Dataset items
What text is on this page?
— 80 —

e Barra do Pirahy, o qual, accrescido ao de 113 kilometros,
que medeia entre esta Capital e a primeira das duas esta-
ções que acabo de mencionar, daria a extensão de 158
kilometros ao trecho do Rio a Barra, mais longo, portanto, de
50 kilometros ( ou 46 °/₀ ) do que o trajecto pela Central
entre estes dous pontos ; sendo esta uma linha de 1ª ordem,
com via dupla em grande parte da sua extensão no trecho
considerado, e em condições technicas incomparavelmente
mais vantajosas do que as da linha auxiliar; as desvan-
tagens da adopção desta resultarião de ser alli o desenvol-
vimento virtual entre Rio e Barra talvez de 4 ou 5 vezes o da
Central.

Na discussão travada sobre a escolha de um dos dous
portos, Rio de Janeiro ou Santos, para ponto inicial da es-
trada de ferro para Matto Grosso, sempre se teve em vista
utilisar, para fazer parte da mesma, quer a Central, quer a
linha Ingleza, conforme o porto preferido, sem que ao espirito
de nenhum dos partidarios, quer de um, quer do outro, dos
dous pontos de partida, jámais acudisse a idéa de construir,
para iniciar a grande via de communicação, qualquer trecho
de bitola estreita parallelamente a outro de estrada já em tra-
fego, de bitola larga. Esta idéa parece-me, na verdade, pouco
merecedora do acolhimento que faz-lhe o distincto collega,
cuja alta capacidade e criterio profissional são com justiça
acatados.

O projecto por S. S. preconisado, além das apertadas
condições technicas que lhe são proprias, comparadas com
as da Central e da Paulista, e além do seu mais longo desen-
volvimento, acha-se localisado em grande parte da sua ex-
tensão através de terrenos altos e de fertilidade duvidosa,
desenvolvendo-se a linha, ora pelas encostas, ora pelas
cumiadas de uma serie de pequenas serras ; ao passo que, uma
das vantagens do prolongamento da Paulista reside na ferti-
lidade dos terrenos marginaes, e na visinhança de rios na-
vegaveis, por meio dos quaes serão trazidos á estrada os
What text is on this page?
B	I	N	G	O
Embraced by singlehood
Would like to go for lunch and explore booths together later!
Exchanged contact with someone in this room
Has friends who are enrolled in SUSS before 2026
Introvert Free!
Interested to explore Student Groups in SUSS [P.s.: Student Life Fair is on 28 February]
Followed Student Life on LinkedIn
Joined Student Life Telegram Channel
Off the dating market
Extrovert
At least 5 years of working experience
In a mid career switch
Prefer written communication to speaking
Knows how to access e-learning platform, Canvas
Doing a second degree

* Stated exercise:
Copy every line that contains the string "entre".

* Solution below:
que medeia entre esta Capital e a primeira das duas esta-
entre estes dous pontos ; sendo esta uma linha de 1ª ordem,
vimento virtual entre Rio e Barra talvez de 4 ou 5 vezes o da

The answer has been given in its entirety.